▶ **The exercise**
In the data below, find every line with the string "Evaluate" and pull it out.

▶ **Dataset entries**
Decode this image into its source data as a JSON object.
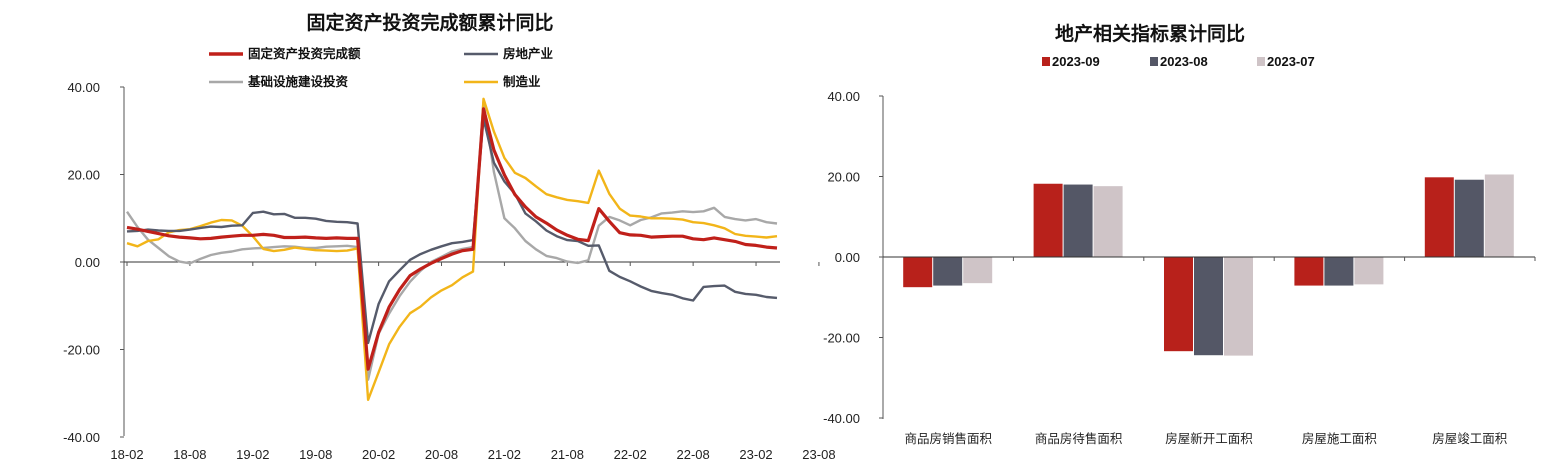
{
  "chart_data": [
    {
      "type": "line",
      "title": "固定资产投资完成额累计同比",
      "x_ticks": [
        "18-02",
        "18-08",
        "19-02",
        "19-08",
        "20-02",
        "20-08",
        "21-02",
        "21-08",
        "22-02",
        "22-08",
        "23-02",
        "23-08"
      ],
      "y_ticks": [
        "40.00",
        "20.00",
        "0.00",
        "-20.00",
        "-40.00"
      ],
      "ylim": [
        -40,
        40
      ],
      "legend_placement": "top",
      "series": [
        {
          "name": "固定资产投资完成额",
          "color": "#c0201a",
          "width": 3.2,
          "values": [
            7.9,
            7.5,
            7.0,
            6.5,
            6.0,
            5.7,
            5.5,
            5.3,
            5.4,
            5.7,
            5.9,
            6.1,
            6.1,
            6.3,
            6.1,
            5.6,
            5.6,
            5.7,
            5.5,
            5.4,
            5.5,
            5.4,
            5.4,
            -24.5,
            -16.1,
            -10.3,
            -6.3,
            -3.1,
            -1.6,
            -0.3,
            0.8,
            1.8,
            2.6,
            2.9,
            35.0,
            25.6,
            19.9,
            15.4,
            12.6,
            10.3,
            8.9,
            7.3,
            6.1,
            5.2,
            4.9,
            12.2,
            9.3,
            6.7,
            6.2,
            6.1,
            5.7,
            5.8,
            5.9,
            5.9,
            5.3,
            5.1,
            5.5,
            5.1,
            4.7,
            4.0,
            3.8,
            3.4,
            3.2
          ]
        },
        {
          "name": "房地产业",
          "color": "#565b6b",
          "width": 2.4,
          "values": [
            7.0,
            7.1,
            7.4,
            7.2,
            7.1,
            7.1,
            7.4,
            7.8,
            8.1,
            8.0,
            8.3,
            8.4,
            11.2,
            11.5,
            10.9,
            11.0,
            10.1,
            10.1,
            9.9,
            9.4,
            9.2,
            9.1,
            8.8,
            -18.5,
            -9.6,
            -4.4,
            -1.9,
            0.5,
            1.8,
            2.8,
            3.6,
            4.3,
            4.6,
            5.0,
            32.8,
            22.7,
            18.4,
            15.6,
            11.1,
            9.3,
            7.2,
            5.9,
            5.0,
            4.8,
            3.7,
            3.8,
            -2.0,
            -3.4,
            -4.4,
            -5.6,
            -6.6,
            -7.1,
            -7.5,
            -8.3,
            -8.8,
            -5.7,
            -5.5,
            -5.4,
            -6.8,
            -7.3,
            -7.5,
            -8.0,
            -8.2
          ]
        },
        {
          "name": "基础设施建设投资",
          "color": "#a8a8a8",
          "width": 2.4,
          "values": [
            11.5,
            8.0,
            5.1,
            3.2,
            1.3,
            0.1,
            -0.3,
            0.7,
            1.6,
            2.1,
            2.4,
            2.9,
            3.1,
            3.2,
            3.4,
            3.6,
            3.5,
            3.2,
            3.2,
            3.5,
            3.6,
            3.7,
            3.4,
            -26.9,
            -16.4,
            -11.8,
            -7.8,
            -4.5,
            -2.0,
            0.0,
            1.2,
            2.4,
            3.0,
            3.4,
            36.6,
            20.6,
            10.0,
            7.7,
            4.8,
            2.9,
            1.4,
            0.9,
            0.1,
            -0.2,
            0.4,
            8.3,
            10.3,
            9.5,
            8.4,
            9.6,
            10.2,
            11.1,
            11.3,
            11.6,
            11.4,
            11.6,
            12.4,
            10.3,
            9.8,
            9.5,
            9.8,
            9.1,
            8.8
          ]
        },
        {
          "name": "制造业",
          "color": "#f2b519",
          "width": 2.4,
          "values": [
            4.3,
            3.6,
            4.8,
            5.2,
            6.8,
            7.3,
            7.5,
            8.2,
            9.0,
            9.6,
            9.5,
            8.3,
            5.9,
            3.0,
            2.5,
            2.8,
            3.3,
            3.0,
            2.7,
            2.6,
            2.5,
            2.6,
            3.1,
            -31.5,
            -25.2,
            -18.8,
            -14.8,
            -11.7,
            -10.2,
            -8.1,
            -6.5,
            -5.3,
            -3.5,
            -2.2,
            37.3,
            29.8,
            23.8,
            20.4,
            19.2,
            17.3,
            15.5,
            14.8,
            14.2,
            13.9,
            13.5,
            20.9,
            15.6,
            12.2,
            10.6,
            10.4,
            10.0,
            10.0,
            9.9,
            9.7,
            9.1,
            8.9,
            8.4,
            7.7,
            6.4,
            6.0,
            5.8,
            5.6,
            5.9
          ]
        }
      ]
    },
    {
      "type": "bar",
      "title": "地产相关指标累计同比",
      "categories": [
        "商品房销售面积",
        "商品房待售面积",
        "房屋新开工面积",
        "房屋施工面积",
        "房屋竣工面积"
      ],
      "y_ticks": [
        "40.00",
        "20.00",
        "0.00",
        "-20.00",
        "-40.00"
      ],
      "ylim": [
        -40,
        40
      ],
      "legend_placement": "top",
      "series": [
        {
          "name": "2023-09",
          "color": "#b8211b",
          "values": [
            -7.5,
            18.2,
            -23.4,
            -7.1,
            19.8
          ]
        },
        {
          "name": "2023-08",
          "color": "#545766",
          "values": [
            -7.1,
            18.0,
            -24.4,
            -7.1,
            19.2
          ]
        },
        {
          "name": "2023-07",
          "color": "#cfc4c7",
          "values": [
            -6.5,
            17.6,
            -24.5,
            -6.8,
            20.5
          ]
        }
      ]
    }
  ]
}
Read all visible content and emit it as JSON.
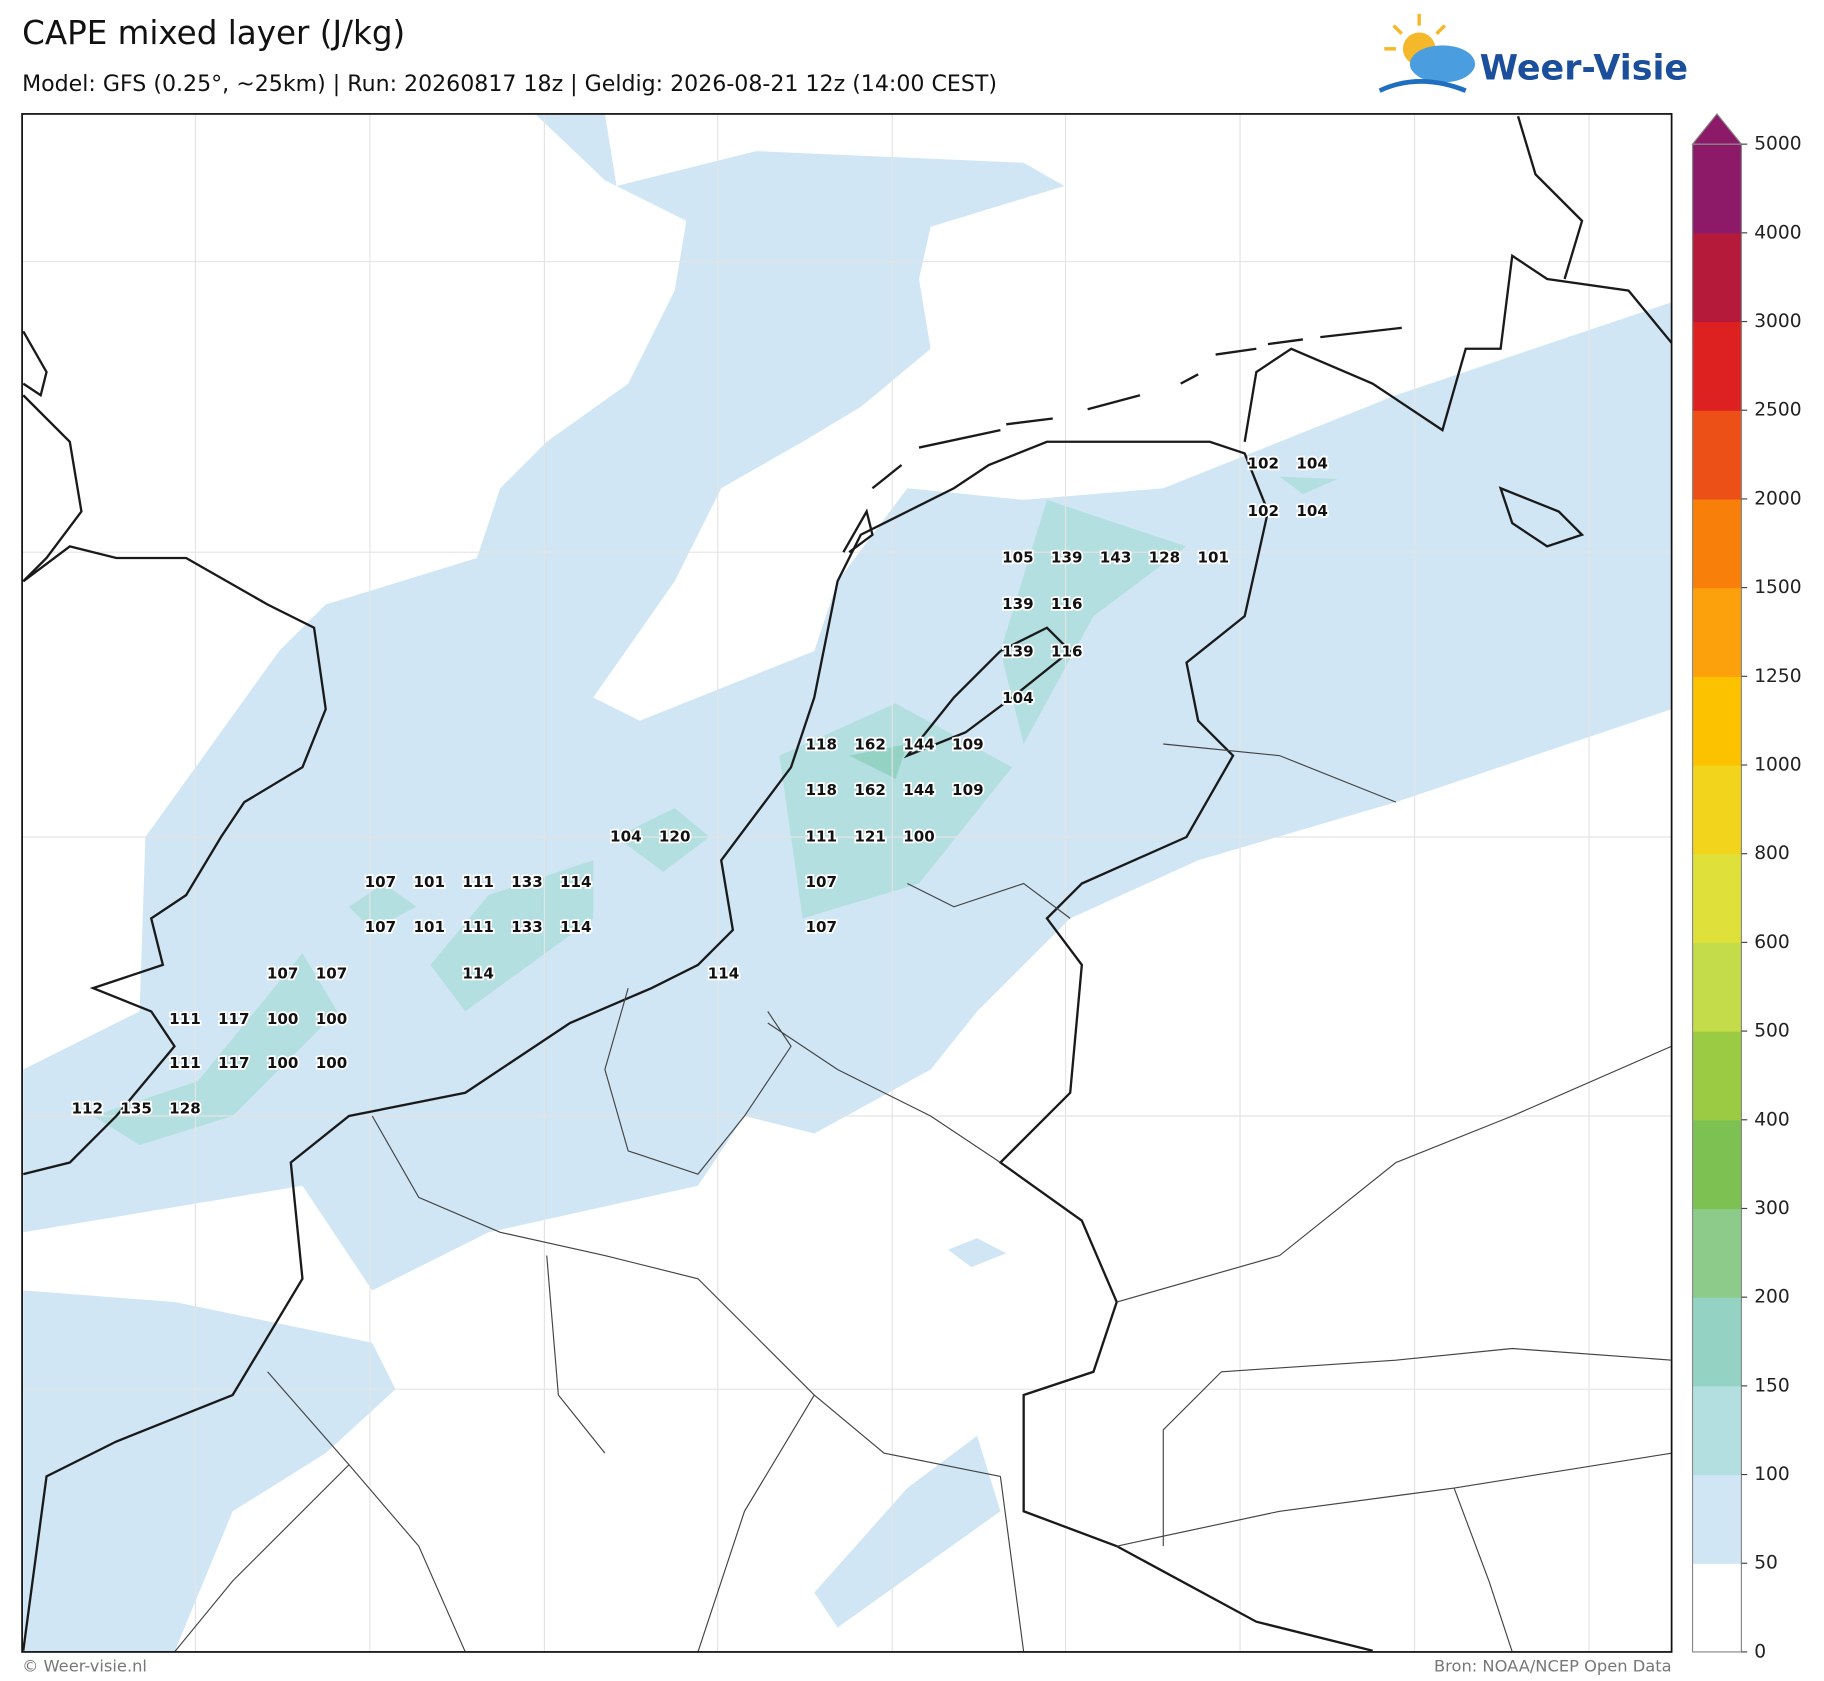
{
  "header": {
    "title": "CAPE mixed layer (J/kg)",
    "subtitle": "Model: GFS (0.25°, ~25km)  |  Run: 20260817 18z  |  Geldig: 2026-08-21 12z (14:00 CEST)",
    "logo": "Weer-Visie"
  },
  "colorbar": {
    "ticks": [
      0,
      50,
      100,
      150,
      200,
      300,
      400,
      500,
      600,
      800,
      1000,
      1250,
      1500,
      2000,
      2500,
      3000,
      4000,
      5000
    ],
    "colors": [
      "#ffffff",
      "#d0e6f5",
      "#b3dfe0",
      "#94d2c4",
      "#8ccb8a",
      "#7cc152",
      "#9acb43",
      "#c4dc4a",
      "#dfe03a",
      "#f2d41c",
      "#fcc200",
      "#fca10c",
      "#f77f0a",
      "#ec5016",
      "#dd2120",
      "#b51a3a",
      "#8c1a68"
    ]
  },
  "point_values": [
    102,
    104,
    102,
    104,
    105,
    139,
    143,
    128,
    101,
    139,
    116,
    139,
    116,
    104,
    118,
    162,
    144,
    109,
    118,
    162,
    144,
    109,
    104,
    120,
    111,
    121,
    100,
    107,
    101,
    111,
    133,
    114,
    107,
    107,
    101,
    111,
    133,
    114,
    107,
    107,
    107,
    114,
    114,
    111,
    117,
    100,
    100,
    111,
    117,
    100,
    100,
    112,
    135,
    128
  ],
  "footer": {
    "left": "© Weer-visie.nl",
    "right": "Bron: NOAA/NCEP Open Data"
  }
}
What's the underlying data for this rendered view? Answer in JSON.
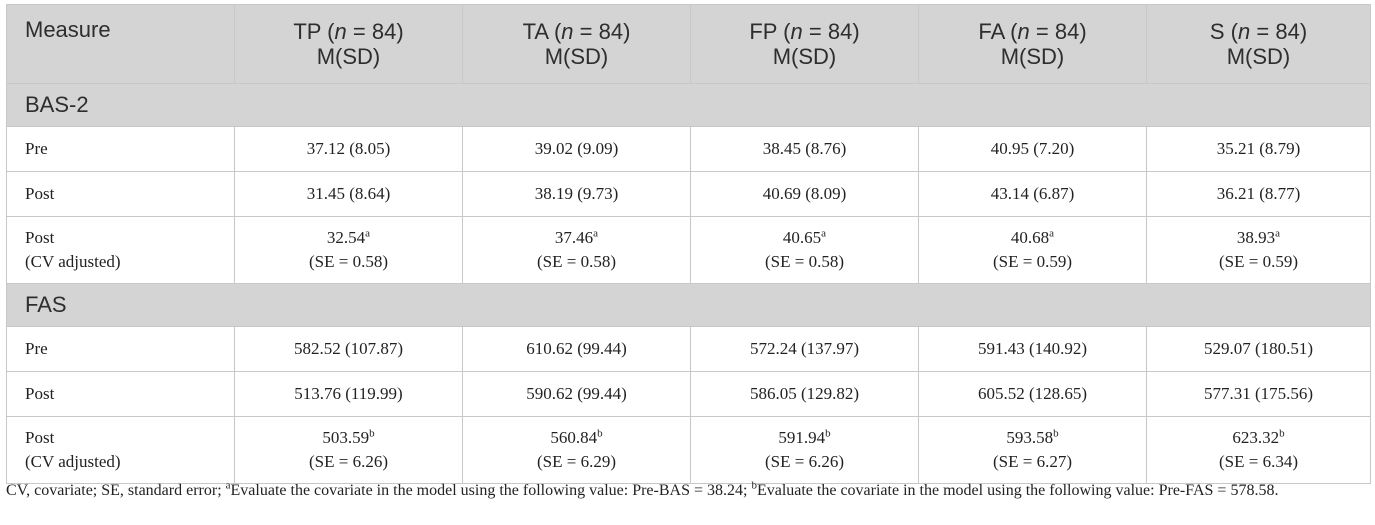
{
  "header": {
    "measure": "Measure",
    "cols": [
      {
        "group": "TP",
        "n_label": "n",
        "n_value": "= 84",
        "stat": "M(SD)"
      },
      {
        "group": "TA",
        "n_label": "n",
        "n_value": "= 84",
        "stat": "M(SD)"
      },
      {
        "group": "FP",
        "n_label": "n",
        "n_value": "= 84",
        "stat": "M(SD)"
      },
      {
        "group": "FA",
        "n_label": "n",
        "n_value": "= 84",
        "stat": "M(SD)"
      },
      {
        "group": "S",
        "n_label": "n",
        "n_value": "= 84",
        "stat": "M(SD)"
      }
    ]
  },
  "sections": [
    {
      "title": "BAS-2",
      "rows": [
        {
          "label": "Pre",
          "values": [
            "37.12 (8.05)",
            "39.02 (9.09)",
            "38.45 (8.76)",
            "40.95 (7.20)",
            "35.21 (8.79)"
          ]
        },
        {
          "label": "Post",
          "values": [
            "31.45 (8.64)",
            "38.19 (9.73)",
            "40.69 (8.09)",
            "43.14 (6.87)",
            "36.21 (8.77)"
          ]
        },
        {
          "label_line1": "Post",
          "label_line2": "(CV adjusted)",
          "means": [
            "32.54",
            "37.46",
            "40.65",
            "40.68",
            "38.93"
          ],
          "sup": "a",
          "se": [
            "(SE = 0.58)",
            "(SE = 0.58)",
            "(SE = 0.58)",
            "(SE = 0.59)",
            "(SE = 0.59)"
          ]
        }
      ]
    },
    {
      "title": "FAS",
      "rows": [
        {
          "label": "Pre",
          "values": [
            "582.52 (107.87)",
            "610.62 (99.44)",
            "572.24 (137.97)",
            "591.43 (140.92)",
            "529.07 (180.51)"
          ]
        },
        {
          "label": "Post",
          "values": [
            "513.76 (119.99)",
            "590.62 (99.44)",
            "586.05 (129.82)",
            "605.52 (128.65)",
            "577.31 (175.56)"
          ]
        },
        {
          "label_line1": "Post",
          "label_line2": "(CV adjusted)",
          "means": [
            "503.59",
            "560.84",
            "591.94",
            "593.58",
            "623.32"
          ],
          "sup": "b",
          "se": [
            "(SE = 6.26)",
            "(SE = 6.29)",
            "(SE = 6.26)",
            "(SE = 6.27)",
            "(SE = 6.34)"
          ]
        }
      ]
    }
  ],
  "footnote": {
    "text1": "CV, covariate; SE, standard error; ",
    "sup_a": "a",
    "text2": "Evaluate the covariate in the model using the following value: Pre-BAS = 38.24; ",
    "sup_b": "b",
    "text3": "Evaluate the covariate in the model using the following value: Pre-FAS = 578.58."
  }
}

▶ **Written solution**
    "text2": "Evaluate the covariate in the model using the following value: Pre-BAS = 38.24; ",
    "text3": "Evaluate the covariate in the model using the following value: Pre-FAS = 578.58."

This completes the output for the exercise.